_Exercise aim_
Please write the listing below out again exactly, leaving every picture behind.

_Available data_
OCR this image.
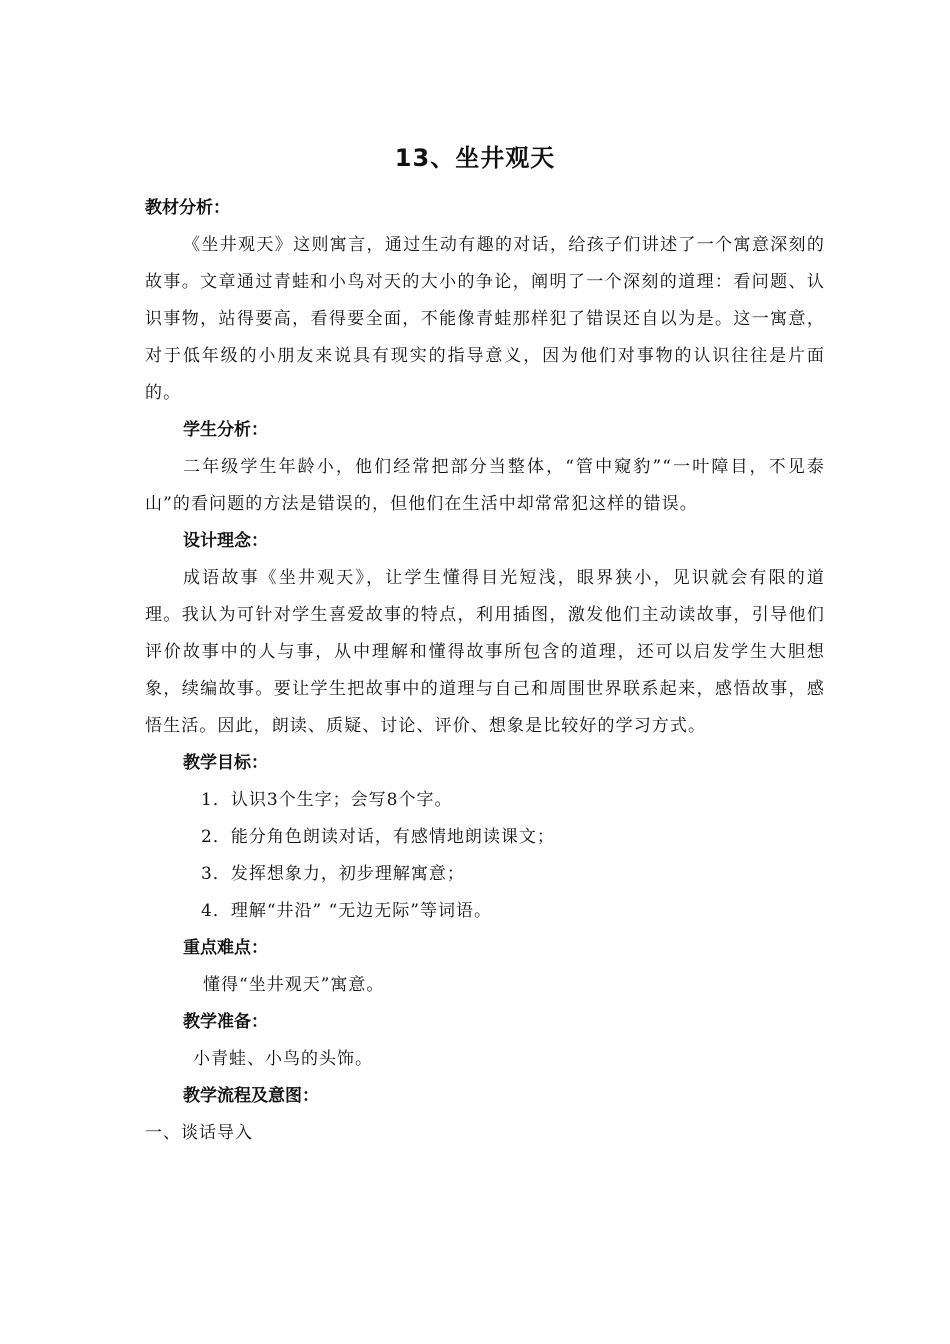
13、坐井观天
教材分析：
《坐井观天》这则寓言，通过生动有趣的对话，给孩子们讲述了一个寓意深刻的故事。文章通过青蛙和小鸟对天的大小的争论，阐明了一个深刻的道理：看问题、认识事物，站得要高，看得要全面，不能像青蛙那样犯了错误还自以为是。这一寓意，对于低年级的小朋友来说具有现实的指导意义，因为他们对事物的认识往往是片面的。
学生分析：
二年级学生年龄小，他们经常把部分当整体，“管中窥豹”“一叶障目，不见泰山”的看问题的方法是错误的，但他们在生活中却常常犯这样的错误。
设计理念：
成语故事《坐井观天》，让学生懂得目光短浅，眼界狭小，见识就会有限的道理。我认为可针对学生喜爱故事的特点，利用插图，激发他们主动读故事，引导他们评价故事中的人与事，从中理解和懂得故事所包含的道理，还可以启发学生大胆想象，续编故事。要让学生把故事中的道理与自己和周围世界联系起来，感悟故事，感悟生活。因此，朗读、质疑、讨论、评价、想象是比较好的学习方式。
教学目标：
1．认识3个生字；会写8个字。
2．能分角色朗读对话，有感情地朗读课文；
3．发挥想象力，初步理解寓意；
4．理解“井沿” “无边无际”等词语。
重点难点：
懂得“坐井观天”寓意。
教学准备：
小青蛙、小鸟的头饰。
教学流程及意图：
一、谈话导入
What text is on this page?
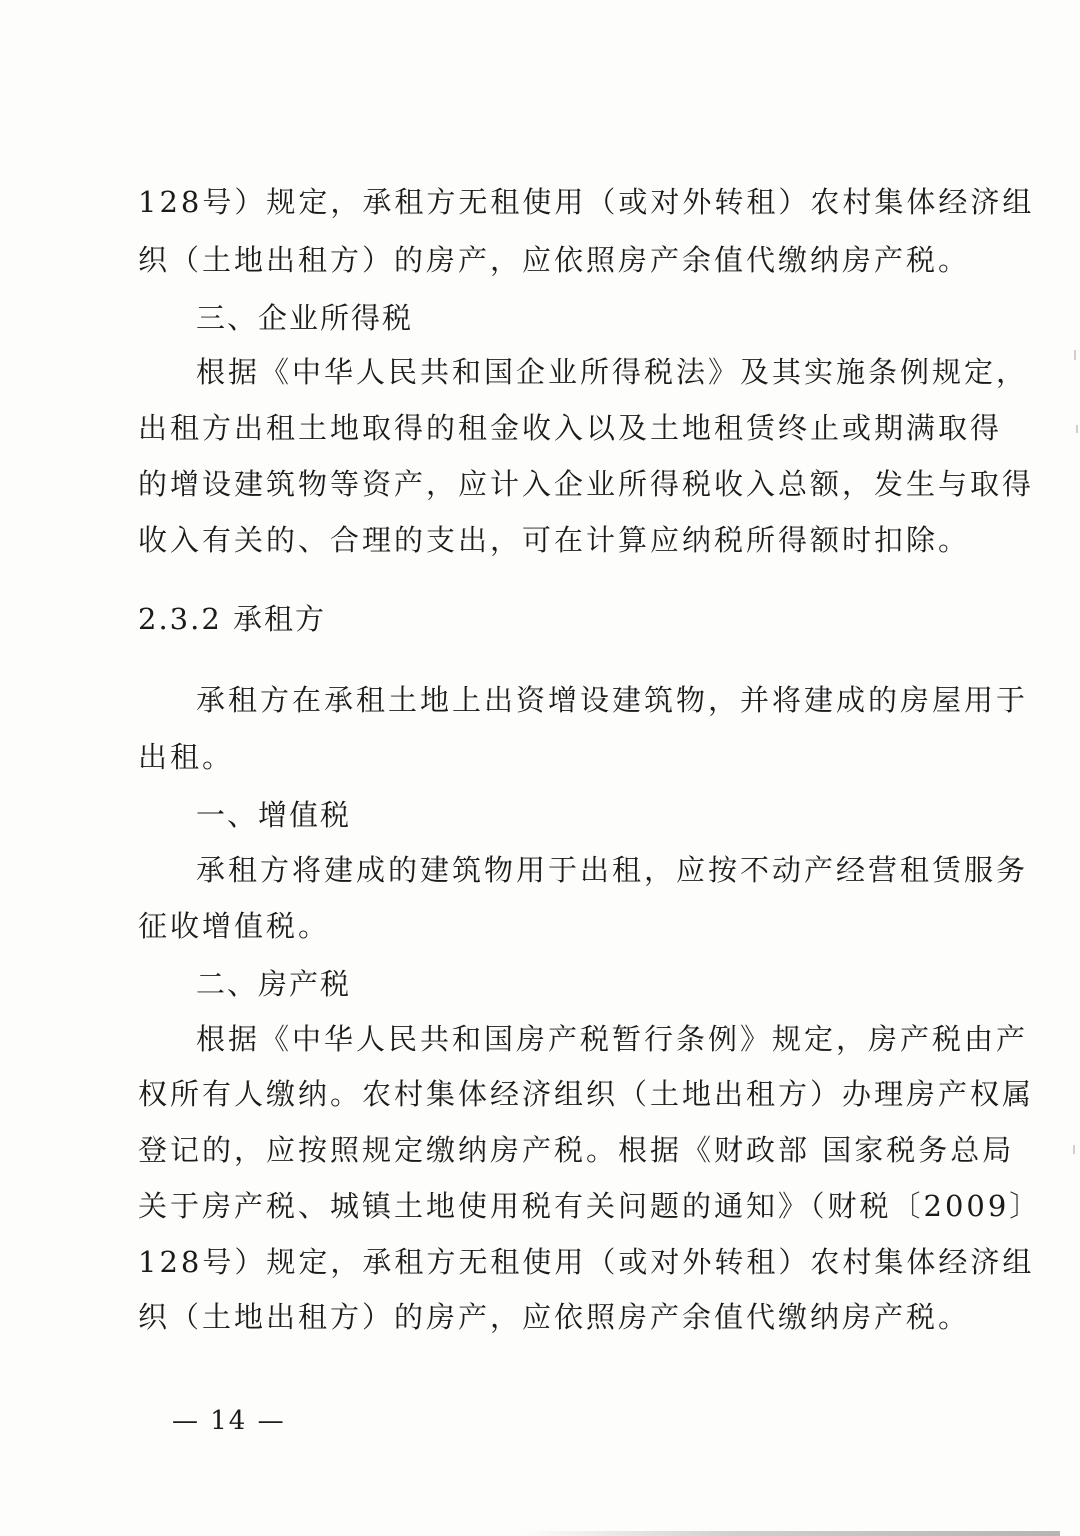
128号）规定，承租方无租使用（或对外转租）农村集体经济组
织（土地出租方）的房产，应依照房产余值代缴纳房产税。
三、企业所得税
根据《中华人民共和国企业所得税法》及其实施条例规定，
出租方出租土地取得的租金收入以及土地租赁终止或期满取得
的增设建筑物等资产，应计入企业所得税收入总额，发生与取得
收入有关的、合理的支出，可在计算应纳税所得额时扣除。
2.3.2 承租方
承租方在承租土地上出资增设建筑物，并将建成的房屋用于
出租。
一、增值税
承租方将建成的建筑物用于出租，应按不动产经营租赁服务
征收增值税。
二、房产税
根据《中华人民共和国房产税暂行条例》规定，房产税由产
权所有人缴纳。农村集体经济组织（土地出租方）办理房产权属
登记的，应按照规定缴纳房产税。根据《财政部 国家税务总局
关于房产税、城镇土地使用税有关问题的通知》（财税〔2009〕
128号）规定，承租方无租使用（或对外转租）农村集体经济组
织（土地出租方）的房产，应依照房产余值代缴纳房产税。
— 14 —
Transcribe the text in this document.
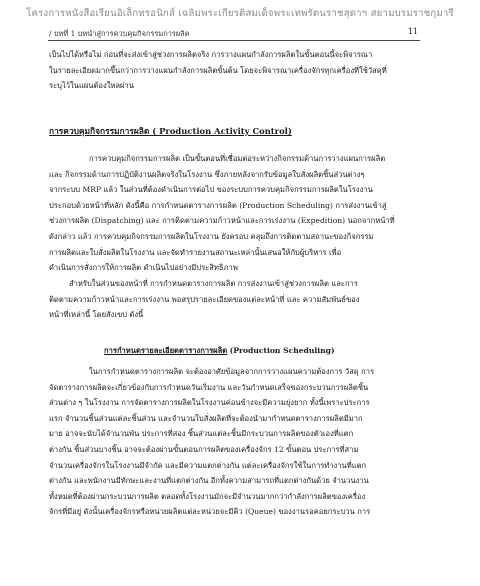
โครงการหนังสือเรียนอิเล็กทรอนิกส์ เฉลิมพระเกียรติสมเด็จพระเทพรัตนราชสุดาฯ สยามบรมราชกุมารี
/ บทที่ 1 บทนำสู่การควบคุมกิจกรรมการผลิต	11
เป็นไปได้หรือไม่ ก่อนที่จะส่งเข้าสู่ช่วงการผลิตจริง การวางแผนกำลังการผลิตในขั้นตอนนี้จะพิจารณา
ในรายละเอียดมากขึ้นกว่าการวางแผนกำลังการผลิตขั้นต้น โดยจะพิจารณาเครื่องจักรทุกเครื่องที่ใช้วัสดุที่
ระบุไว้ในแผนต้องใหลผ่าน
การควบคุมกิจกรรมการผลิต ( Production Activity Control)
การควบคุมกิจกรรมการผลิต เป็นขั้นตอนที่เชื่อมต่อระหว่างกิจกรรมด้านการวางแผนการผลิต
และ กิจกรรมด้านการปฏิบัติงานผลิตจริงในโรงงาน ซึ่งภายหลังจากรับข้อมูลใบสั่งผลิตชิ้นส่วนต่างๆ
จากระบบ MRP แล้ว ในส่วนที่ต้องดำเนินการต่อไป ของระบบการควบคุมกิจกรรมการผลิตในโรงงาน
ประกอบด้วยหน้าที่หลัก ดังนี้คือ การกำหนดตารางการผลิต (Production Scheduling) การส่งงานเข้าสู่
ช่วงการผลิต (Dispatching) และ การติดตามความก้าวหน้าและการเร่งงาน (Expedition) นอกจากหน้าที่
ดังกล่าว แล้ว การควบคุมกิจกรรมการผลิตในโรงงาน ยังครอบ คลุมถึงการติดตามสถานะของกิจกรรม
การผลิตและใบสั่งผลิตในโรงงาน และจัดทำรายงานสถานะเหล่านั้นเสนอให้กับผู้บริหาร เพื่อ
ดำเนินการสั่งการให้การผลิต ดำเนินไปอย่างมีประสิทธิภาพ
สำหรับในส่วนของหน้าที่ การกำหนดตารางการผลิต การส่งงานเข้าสู่ช่วงการผลิต และการ
ติดตามความก้าวหน้าและการเร่งงาน พอสรุปรายละเอียดของแต่ละหน้าที่ และ ความสัมพันธ์ของ
หน้าที่เหล่านี้ โดยสังเขป ดังนี้
การกำหนดรายละเอียดตารางการผลิต (Production Scheduling)
ในการกำหนดตารางการผลิต จะต้องอาศัยข้อมูลจากการวางแผนความต้องการ วัสดุ การ
จัดตารางการผลิตจะเกี่ยวข้องกับการกำหนดวันเริ่มงาน และวันกำหนดเสร็จของกระบวนการผลิตชิ้น
ส่วนต่าง ๆ ในโรงงาน การจัดตารางการผลิตในโรงงานค่อนข้างจะมีความยุ่งยาก ทั้งนี้เพราะประการ
แรก จำนวนชิ้นส่วนแต่ละชิ้นส่วน และจำนวนใบสั่งผลิตที่จะต้องนำมากำหนดตารางการผลิตมีมาก
มาย อาจจะนับได้จำนวนพัน ประการที่สอง ชิ้นส่วนแต่ละชิ้นมีกระบวนการผลิตของตัวเองที่แตก
ต่างกัน ชิ้นส่วนบางชิ้น อาจจะต้องผ่านขั้นตอนการผลิตของเครื่องจักร 12 ขั้นตอน ประการที่สาม
จำนวนเครื่องจักรในโรงงานมีจำกัด และมีความแตกต่างกัน แต่ละเครื่องจักรใช้ในการทำงานที่แตก
ต่างกัน และพนักงานมีทักษะและงานที่แตกต่างกัน อีกทั้งความสามารถที่แตกต่างกันด้วย จำนวนงาน
ทั้งหมดที่ต้องผ่านกระบวนการผลิต ตลอดทั้งโรงงานมักจะมีจำนวนมากกว่ากำลังการผลิตของเครื่อง
จักรที่มีอยู่ ดังนั้นเครื่องจักรหรือหน่วยผลิตแต่ละหน่วยจะมีคิว (Queue) ของงานรอคอยกระบวน การ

_Written reply_
OCR this image.
13、坐井观天
教材分析：
《坐井观天》这则寓言，通过生动有趣的对话，给孩子们讲述了一个寓意深刻的故事。文章通过青蛙和小鸟对天的大小的争论，阐明了一个深刻的道理：看问题、认识事物，站得要高，看得要全面，不能像青蛙那样犯了错误还自以为是。这一寓意，对于低年级的小朋友来说具有现实的指导意义，因为他们对事物的认识往往是片面的。
学生分析：
二年级学生年龄小，他们经常把部分当整体，“管中窥豹”“一叶障目，不见泰山”的看问题的方法是错误的，但他们在生活中却常常犯这样的错误。
设计理念：
成语故事《坐井观天》，让学生懂得目光短浅，眼界狭小，见识就会有限的道理。我认为可针对学生喜爱故事的特点，利用插图，激发他们主动读故事，引导他们评价故事中的人与事，从中理解和懂得故事所包含的道理，还可以启发学生大胆想象，续编故事。要让学生把故事中的道理与自己和周围世界联系起来，感悟故事，感悟生活。因此，朗读、质疑、讨论、评价、想象是比较好的学习方式。
教学目标：
1．认识3个生字；会写8个字。
2．能分角色朗读对话，有感情地朗读课文；
3．发挥想象力，初步理解寓意；
4．理解“井沿” “无边无际”等词语。
重点难点：
懂得“坐井观天”寓意。
教学准备：
小青蛙、小鸟的头饰。
教学流程及意图：
一、谈话导入
What text is on this page?
128号）规定，承租方无租使用（或对外转租）农村集体经济组
织（土地出租方）的房产，应依照房产余值代缴纳房产税。
三、企业所得税
根据《中华人民共和国企业所得税法》及其实施条例规定，
出租方出租土地取得的租金收入以及土地租赁终止或期满取得
的增设建筑物等资产，应计入企业所得税收入总额，发生与取得
收入有关的、合理的支出，可在计算应纳税所得额时扣除。
2.3.2 承租方
承租方在承租土地上出资增设建筑物，并将建成的房屋用于
出租。
一、增值税
承租方将建成的建筑物用于出租，应按不动产经营租赁服务
征收增值税。
二、房产税
根据《中华人民共和国房产税暂行条例》规定，房产税由产
权所有人缴纳。农村集体经济组织（土地出租方）办理房产权属
登记的，应按照规定缴纳房产税。根据《财政部 国家税务总局
关于房产税、城镇土地使用税有关问题的通知》（财税〔2009〕
128号）规定，承租方无租使用（或对外转租）农村集体经济组
织（土地出租方）的房产，应依照房产余值代缴纳房产税。
— 14 —
Transcribe the text in this document.
โครงการหนังสือเรียนอิเล็กทรอนิกส์ เฉลิมพระเกียรติสมเด็จพระเทพรัตนราชสุดาฯ สยามบรมราชกุมารี
/ บทที่ 1 บทนำสู่การควบคุมกิจกรรมการผลิต	11
เป็นไปได้หรือไม่ ก่อนที่จะส่งเข้าสู่ช่วงการผลิตจริง การวางแผนกำลังการผลิตในขั้นตอนนี้จะพิจารณา
ในรายละเอียดมากขึ้นกว่าการวางแผนกำลังการผลิตขั้นต้น โดยจะพิจารณาเครื่องจักรทุกเครื่องที่ใช้วัสดุที่
ระบุไว้ในแผนต้องใหลผ่าน
การควบคุมกิจกรรมการผลิต ( Production Activity Control)
การควบคุมกิจกรรมการผลิต เป็นขั้นตอนที่เชื่อมต่อระหว่างกิจกรรมด้านการวางแผนการผลิต
และ กิจกรรมด้านการปฏิบัติงานผลิตจริงในโรงงาน ซึ่งภายหลังจากรับข้อมูลใบสั่งผลิตชิ้นส่วนต่างๆ
จากระบบ MRP แล้ว ในส่วนที่ต้องดำเนินการต่อไป ของระบบการควบคุมกิจกรรมการผลิตในโรงงาน
ประกอบด้วยหน้าที่หลัก ดังนี้คือ การกำหนดตารางการผลิต (Production Scheduling) การส่งงานเข้าสู่
ช่วงการผลิต (Dispatching) และ การติดตามความก้าวหน้าและการเร่งงาน (Expedition) นอกจากหน้าที่
ดังกล่าว แล้ว การควบคุมกิจกรรมการผลิตในโรงงาน ยังครอบ คลุมถึงการติดตามสถานะของกิจกรรม
การผลิตและใบสั่งผลิตในโรงงาน และจัดทำรายงานสถานะเหล่านั้นเสนอให้กับผู้บริหาร เพื่อ
ดำเนินการสั่งการให้การผลิต ดำเนินไปอย่างมีประสิทธิภาพ
สำหรับในส่วนของหน้าที่ การกำหนดตารางการผลิต การส่งงานเข้าสู่ช่วงการผลิต และการ
ติดตามความก้าวหน้าและการเร่งงาน พอสรุปรายละเอียดของแต่ละหน้าที่ และ ความสัมพันธ์ของ
หน้าที่เหล่านี้ โดยสังเขป ดังนี้
การกำหนดรายละเอียดตารางการผลิต (Production Scheduling)
ในการกำหนดตารางการผลิต จะต้องอาศัยข้อมูลจากการวางแผนความต้องการ วัสดุ การ
จัดตารางการผลิตจะเกี่ยวข้องกับการกำหนดวันเริ่มงาน และวันกำหนดเสร็จของกระบวนการผลิตชิ้น
ส่วนต่าง ๆ ในโรงงาน การจัดตารางการผลิตในโรงงานค่อนข้างจะมีความยุ่งยาก ทั้งนี้เพราะประการ
แรก จำนวนชิ้นส่วนแต่ละชิ้นส่วน และจำนวนใบสั่งผลิตที่จะต้องนำมากำหนดตารางการผลิตมีมาก
มาย อาจจะนับได้จำนวนพัน ประการที่สอง ชิ้นส่วนแต่ละชิ้นมีกระบวนการผลิตของตัวเองที่แตก
ต่างกัน ชิ้นส่วนบางชิ้น อาจจะต้องผ่านขั้นตอนการผลิตของเครื่องจักร 12 ขั้นตอน ประการที่สาม
จำนวนเครื่องจักรในโรงงานมีจำกัด และมีความแตกต่างกัน แต่ละเครื่องจักรใช้ในการทำงานที่แตก
ต่างกัน และพนักงานมีทักษะและงานที่แตกต่างกัน อีกทั้งความสามารถที่แตกต่างกันด้วย จำนวนงาน
ทั้งหมดที่ต้องผ่านกระบวนการผลิต ตลอดทั้งโรงงานมักจะมีจำนวนมากกว่ากำลังการผลิตของเครื่อง
จักรที่มีอยู่ ดังนั้นเครื่องจักรหรือหน่วยผลิตแต่ละหน่วยจะมีคิว (Queue) ของงานรอคอยกระบวน การ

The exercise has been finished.